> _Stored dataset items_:
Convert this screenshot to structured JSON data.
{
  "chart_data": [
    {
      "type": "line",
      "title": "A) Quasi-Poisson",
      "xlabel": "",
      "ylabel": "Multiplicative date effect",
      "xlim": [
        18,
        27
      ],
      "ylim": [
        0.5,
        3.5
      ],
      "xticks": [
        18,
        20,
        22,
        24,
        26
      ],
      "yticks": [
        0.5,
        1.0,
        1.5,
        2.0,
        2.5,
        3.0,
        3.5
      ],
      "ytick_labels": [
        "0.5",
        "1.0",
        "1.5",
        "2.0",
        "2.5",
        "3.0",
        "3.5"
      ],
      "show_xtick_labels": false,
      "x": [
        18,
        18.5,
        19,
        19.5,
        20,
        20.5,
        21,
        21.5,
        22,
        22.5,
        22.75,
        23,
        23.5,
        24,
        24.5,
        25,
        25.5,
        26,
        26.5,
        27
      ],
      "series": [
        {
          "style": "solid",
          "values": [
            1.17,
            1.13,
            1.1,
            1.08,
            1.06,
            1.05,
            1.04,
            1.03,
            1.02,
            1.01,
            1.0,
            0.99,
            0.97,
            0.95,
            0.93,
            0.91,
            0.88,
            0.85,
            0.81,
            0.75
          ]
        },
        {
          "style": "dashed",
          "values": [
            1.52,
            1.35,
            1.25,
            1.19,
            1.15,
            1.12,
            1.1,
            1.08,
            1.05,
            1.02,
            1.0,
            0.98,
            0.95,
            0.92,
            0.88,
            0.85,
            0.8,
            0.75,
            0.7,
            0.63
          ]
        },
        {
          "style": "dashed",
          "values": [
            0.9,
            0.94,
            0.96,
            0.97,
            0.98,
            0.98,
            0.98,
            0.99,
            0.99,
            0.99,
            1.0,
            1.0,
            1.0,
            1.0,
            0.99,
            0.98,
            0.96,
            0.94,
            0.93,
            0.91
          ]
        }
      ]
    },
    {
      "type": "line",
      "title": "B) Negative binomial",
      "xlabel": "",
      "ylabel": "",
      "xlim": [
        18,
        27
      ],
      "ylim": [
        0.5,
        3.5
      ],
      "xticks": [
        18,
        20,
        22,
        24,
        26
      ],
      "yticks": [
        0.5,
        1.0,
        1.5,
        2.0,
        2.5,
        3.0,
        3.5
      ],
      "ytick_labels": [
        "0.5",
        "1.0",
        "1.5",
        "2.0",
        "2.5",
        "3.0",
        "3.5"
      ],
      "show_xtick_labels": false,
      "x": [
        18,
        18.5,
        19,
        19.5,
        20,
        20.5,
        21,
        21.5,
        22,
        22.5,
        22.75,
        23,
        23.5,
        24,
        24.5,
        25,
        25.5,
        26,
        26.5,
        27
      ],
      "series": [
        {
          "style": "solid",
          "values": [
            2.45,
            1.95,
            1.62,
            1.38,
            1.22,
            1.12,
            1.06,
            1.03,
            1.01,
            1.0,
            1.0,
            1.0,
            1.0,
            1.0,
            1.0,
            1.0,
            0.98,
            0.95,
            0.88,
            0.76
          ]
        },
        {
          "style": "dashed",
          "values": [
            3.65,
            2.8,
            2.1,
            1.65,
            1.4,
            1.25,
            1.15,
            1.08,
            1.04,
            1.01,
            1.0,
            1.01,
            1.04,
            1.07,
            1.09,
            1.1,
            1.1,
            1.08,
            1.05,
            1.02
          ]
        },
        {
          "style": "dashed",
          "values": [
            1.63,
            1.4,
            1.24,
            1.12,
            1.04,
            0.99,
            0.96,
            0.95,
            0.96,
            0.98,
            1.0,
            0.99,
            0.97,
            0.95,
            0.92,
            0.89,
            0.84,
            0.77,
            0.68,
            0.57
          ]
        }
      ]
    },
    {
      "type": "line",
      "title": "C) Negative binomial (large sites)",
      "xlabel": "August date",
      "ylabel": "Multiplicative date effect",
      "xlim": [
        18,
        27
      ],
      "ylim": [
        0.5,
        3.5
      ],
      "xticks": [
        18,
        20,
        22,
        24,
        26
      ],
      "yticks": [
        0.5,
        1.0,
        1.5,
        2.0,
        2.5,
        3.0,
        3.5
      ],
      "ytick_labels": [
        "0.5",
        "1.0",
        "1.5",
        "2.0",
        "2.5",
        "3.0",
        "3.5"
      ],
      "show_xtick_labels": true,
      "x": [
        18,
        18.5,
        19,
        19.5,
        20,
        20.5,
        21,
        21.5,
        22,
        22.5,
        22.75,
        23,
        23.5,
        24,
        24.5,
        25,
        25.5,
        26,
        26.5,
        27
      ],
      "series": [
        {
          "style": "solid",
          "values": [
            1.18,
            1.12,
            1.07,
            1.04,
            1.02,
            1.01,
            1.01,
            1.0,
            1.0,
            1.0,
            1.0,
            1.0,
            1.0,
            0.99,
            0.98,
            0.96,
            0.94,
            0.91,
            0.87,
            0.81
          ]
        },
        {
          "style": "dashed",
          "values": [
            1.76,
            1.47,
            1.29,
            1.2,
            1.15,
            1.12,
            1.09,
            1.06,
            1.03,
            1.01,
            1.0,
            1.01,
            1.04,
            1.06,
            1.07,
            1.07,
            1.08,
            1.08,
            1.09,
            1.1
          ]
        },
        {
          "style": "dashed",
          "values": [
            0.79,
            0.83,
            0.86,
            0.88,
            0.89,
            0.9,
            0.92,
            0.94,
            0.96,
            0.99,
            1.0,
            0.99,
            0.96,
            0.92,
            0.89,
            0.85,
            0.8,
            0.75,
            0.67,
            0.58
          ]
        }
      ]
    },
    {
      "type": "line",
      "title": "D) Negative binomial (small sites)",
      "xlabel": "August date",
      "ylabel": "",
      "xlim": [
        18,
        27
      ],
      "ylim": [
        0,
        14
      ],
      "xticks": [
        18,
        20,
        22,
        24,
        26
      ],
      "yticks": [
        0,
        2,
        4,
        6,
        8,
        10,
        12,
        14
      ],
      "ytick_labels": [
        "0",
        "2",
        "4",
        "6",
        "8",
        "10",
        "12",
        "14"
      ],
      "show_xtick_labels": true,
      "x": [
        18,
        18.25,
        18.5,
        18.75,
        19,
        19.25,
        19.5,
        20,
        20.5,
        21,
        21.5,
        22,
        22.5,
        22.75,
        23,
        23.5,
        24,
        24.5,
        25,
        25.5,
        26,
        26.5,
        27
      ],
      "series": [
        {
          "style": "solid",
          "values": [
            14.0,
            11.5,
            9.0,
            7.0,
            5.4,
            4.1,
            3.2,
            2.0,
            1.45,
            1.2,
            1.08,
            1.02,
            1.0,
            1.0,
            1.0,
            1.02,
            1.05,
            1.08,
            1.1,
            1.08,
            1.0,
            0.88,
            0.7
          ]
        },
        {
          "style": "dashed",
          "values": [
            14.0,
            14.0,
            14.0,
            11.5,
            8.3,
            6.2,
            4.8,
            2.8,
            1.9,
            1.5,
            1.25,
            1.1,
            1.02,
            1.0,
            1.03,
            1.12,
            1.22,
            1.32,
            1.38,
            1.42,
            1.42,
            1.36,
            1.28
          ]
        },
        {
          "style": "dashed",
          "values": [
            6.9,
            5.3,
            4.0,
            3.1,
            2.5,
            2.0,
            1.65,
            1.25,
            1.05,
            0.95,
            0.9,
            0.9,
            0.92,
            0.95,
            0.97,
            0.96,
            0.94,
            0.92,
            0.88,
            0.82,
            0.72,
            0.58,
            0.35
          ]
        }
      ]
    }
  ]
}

> _Task prompt_: Reproduce the data shown above exactly.

> _Task solution_:
Convert this screenshot to structured JSON data.
{
  "chart_data": [
    {
      "type": "line",
      "title": "A) Quasi-Poisson",
      "xlabel": "",
      "ylabel": "Multiplicative date effect",
      "xlim": [
        18,
        27
      ],
      "ylim": [
        0.5,
        3.5
      ],
      "xticks": [
        18,
        20,
        22,
        24,
        26
      ],
      "yticks": [
        0.5,
        1.0,
        1.5,
        2.0,
        2.5,
        3.0,
        3.5
      ],
      "ytick_labels": [
        "0.5",
        "1.0",
        "1.5",
        "2.0",
        "2.5",
        "3.0",
        "3.5"
      ],
      "show_xtick_labels": false,
      "x": [
        18,
        18.5,
        19,
        19.5,
        20,
        20.5,
        21,
        21.5,
        22,
        22.5,
        22.75,
        23,
        23.5,
        24,
        24.5,
        25,
        25.5,
        26,
        26.5,
        27
      ],
      "series": [
        {
          "style": "solid",
          "values": [
            1.17,
            1.13,
            1.1,
            1.08,
            1.06,
            1.05,
            1.04,
            1.03,
            1.02,
            1.01,
            1.0,
            0.99,
            0.97,
            0.95,
            0.93,
            0.91,
            0.88,
            0.85,
            0.81,
            0.75
          ]
        },
        {
          "style": "dashed",
          "values": [
            1.52,
            1.35,
            1.25,
            1.19,
            1.15,
            1.12,
            1.1,
            1.08,
            1.05,
            1.02,
            1.0,
            0.98,
            0.95,
            0.92,
            0.88,
            0.85,
            0.8,
            0.75,
            0.7,
            0.63
          ]
        },
        {
          "style": "dashed",
          "values": [
            0.9,
            0.94,
            0.96,
            0.97,
            0.98,
            0.98,
            0.98,
            0.99,
            0.99,
            0.99,
            1.0,
            1.0,
            1.0,
            1.0,
            0.99,
            0.98,
            0.96,
            0.94,
            0.93,
            0.91
          ]
        }
      ]
    },
    {
      "type": "line",
      "title": "B) Negative binomial",
      "xlabel": "",
      "ylabel": "",
      "xlim": [
        18,
        27
      ],
      "ylim": [
        0.5,
        3.5
      ],
      "xticks": [
        18,
        20,
        22,
        24,
        26
      ],
      "yticks": [
        0.5,
        1.0,
        1.5,
        2.0,
        2.5,
        3.0,
        3.5
      ],
      "ytick_labels": [
        "0.5",
        "1.0",
        "1.5",
        "2.0",
        "2.5",
        "3.0",
        "3.5"
      ],
      "show_xtick_labels": false,
      "x": [
        18,
        18.5,
        19,
        19.5,
        20,
        20.5,
        21,
        21.5,
        22,
        22.5,
        22.75,
        23,
        23.5,
        24,
        24.5,
        25,
        25.5,
        26,
        26.5,
        27
      ],
      "series": [
        {
          "style": "solid",
          "values": [
            2.45,
            1.95,
            1.62,
            1.38,
            1.22,
            1.12,
            1.06,
            1.03,
            1.01,
            1.0,
            1.0,
            1.0,
            1.0,
            1.0,
            1.0,
            1.0,
            0.98,
            0.95,
            0.88,
            0.76
          ]
        },
        {
          "style": "dashed",
          "values": [
            3.65,
            2.8,
            2.1,
            1.65,
            1.4,
            1.25,
            1.15,
            1.08,
            1.04,
            1.01,
            1.0,
            1.01,
            1.04,
            1.07,
            1.09,
            1.1,
            1.1,
            1.08,
            1.05,
            1.02
          ]
        },
        {
          "style": "dashed",
          "values": [
            1.63,
            1.4,
            1.24,
            1.12,
            1.04,
            0.99,
            0.96,
            0.95,
            0.96,
            0.98,
            1.0,
            0.99,
            0.97,
            0.95,
            0.92,
            0.89,
            0.84,
            0.77,
            0.68,
            0.57
          ]
        }
      ]
    },
    {
      "type": "line",
      "title": "C) Negative binomial (large sites)",
      "xlabel": "August date",
      "ylabel": "Multiplicative date effect",
      "xlim": [
        18,
        27
      ],
      "ylim": [
        0.5,
        3.5
      ],
      "xticks": [
        18,
        20,
        22,
        24,
        26
      ],
      "yticks": [
        0.5,
        1.0,
        1.5,
        2.0,
        2.5,
        3.0,
        3.5
      ],
      "ytick_labels": [
        "0.5",
        "1.0",
        "1.5",
        "2.0",
        "2.5",
        "3.0",
        "3.5"
      ],
      "show_xtick_labels": true,
      "x": [
        18,
        18.5,
        19,
        19.5,
        20,
        20.5,
        21,
        21.5,
        22,
        22.5,
        22.75,
        23,
        23.5,
        24,
        24.5,
        25,
        25.5,
        26,
        26.5,
        27
      ],
      "series": [
        {
          "style": "solid",
          "values": [
            1.18,
            1.12,
            1.07,
            1.04,
            1.02,
            1.01,
            1.01,
            1.0,
            1.0,
            1.0,
            1.0,
            1.0,
            1.0,
            0.99,
            0.98,
            0.96,
            0.94,
            0.91,
            0.87,
            0.81
          ]
        },
        {
          "style": "dashed",
          "values": [
            1.76,
            1.47,
            1.29,
            1.2,
            1.15,
            1.12,
            1.09,
            1.06,
            1.03,
            1.01,
            1.0,
            1.01,
            1.04,
            1.06,
            1.07,
            1.07,
            1.08,
            1.08,
            1.09,
            1.1
          ]
        },
        {
          "style": "dashed",
          "values": [
            0.79,
            0.83,
            0.86,
            0.88,
            0.89,
            0.9,
            0.92,
            0.94,
            0.96,
            0.99,
            1.0,
            0.99,
            0.96,
            0.92,
            0.89,
            0.85,
            0.8,
            0.75,
            0.67,
            0.58
          ]
        }
      ]
    },
    {
      "type": "line",
      "title": "D) Negative binomial (small sites)",
      "xlabel": "August date",
      "ylabel": "",
      "xlim": [
        18,
        27
      ],
      "ylim": [
        0,
        14
      ],
      "xticks": [
        18,
        20,
        22,
        24,
        26
      ],
      "yticks": [
        0,
        2,
        4,
        6,
        8,
        10,
        12,
        14
      ],
      "ytick_labels": [
        "0",
        "2",
        "4",
        "6",
        "8",
        "10",
        "12",
        "14"
      ],
      "show_xtick_labels": true,
      "x": [
        18,
        18.25,
        18.5,
        18.75,
        19,
        19.25,
        19.5,
        20,
        20.5,
        21,
        21.5,
        22,
        22.5,
        22.75,
        23,
        23.5,
        24,
        24.5,
        25,
        25.5,
        26,
        26.5,
        27
      ],
      "series": [
        {
          "style": "solid",
          "values": [
            14.0,
            11.5,
            9.0,
            7.0,
            5.4,
            4.1,
            3.2,
            2.0,
            1.45,
            1.2,
            1.08,
            1.02,
            1.0,
            1.0,
            1.0,
            1.02,
            1.05,
            1.08,
            1.1,
            1.08,
            1.0,
            0.88,
            0.7
          ]
        },
        {
          "style": "dashed",
          "values": [
            14.0,
            14.0,
            14.0,
            11.5,
            8.3,
            6.2,
            4.8,
            2.8,
            1.9,
            1.5,
            1.25,
            1.1,
            1.02,
            1.0,
            1.03,
            1.12,
            1.22,
            1.32,
            1.38,
            1.42,
            1.42,
            1.36,
            1.28
          ]
        },
        {
          "style": "dashed",
          "values": [
            6.9,
            5.3,
            4.0,
            3.1,
            2.5,
            2.0,
            1.65,
            1.25,
            1.05,
            0.95,
            0.9,
            0.9,
            0.92,
            0.95,
            0.97,
            0.96,
            0.94,
            0.92,
            0.88,
            0.82,
            0.72,
            0.58,
            0.35
          ]
        }
      ]
    }
  ]
}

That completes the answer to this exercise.